4.3.3. (E)-1-(2-Methoxyphenyl)-3-(4-methoxyphenyl)prop-2-en-1-one (3c)

It was prepared according to the general procedure from (E)-3-(4-methoxyphenyl)acryloyl chloride and 2-(methoxy)phenylzinc iodide: 744 mg (2.77 mmol, 84%) of pale yellow oil were obtained after flash chromatography (SiO₂, Hex:EtOAc 8:2) [29]. ¹H NMR (400 MHz, CDCl₃) δ: 7.58-7.52 (m, 3H), 7.45 (t, 1H, J = 7.8 Hz), 7.04-6.97 (m, 2H), 6.90 (d, 2H, J = 8.4 Hz), 3.88 (s, 3H), 3.83 (s, 3H). ¹³C NMR (100 MHz, CDCl₃) δ 193.2, 161.6, 158.0, 143.4, 132.6, 130.2, 130.1, 129.7, 127.9, 125.0, 120.7, 114.4, 111.7, 55.8, 55.4.

4.3.4. (E)-1-(3-Chlorophenyl)-3-phenylprop-2-en-1-one (3d)

It was prepared according to the general procedure from cinnamoyl chloride and 3-chlorophenylzinc iodide: 641 mg (2.64 mmol, 80%) of pale yellow solid were obtained after flash chromatography (SiO₂, Hex) [30]. ¹H NMR (400 MHz, CDCl₃) δ 7.99 (t, J = 1.9 Hz, 1H), 7.89 (dt, J = 7.7, 1.4 Hz, 1H), 7.83 (d, J = 15.6 Hz, 1H), 7.69–7.61 (m, 2H), 7.56 (ddd, J = 8.0, 2.2, 1.1 Hz, 1H), 7.50–7.39 (m, 5H). ¹³C NMR (100 MHz, CDCl₃) δ 189.0, 145.7, 139.8, 134.9, 134.6, 132.7, 130.9, 130.0, 129.1, 128.6, 128.6, 126.6, 121.4.

4.3.5. Methyl (E)-4-(3-(Naphthalen-1-yl)acryloyl)benzoate (3e)

▸ **LISTED ENTRIES**
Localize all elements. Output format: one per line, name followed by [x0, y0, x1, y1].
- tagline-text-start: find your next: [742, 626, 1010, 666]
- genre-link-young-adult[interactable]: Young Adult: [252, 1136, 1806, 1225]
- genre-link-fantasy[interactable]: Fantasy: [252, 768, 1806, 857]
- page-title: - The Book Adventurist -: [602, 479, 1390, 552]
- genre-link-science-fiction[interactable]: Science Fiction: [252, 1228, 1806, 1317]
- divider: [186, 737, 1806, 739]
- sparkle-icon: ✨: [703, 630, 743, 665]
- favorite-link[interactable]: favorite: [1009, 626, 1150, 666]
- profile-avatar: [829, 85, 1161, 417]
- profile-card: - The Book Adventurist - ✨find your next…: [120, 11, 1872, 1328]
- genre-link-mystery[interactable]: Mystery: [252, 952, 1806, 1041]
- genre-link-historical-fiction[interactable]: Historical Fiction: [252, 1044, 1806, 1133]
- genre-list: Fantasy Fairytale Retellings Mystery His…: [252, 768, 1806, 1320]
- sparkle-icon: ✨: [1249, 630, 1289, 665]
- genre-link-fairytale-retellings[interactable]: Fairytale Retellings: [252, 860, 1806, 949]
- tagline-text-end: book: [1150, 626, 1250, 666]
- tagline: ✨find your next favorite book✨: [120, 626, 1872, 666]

▸ **WHAT IS EXPECTED**
Copy the synthesis excerpt verbatim, everything from "4.3.4. (E)-1-(3-Chlorophenyl)-3-phenylprop-2-en-1-one (3d)" down to "128.6, 126.6, 121.4.".

▸ **SOLVED EXERCISE**
4.3.4. (E)-1-(3-Chlorophenyl)-3-phenylprop-2-en-1-one (3d)

It was prepared according to the general procedure from cinnamoyl chloride and 3-chlorophenylzinc iodide: 641 mg (2.64 mmol, 80%) of pale yellow solid were obtained after flash chromatography (SiO₂, Hex) [30]. ¹H NMR (400 MHz, CDCl₃) δ 7.99 (t, J = 1.9 Hz, 1H), 7.89 (dt, J = 7.7, 1.4 Hz, 1H), 7.83 (d, J = 15.6 Hz, 1H), 7.69–7.61 (m, 2H), 7.56 (ddd, J = 8.0, 2.2, 1.1 Hz, 1H), 7.50–7.39 (m, 5H). ¹³C NMR (100 MHz, CDCl₃) δ 189.0, 145.7, 139.8, 134.9, 134.6, 132.7, 130.9, 130.0, 129.1, 128.6, 128.6, 126.6, 121.4.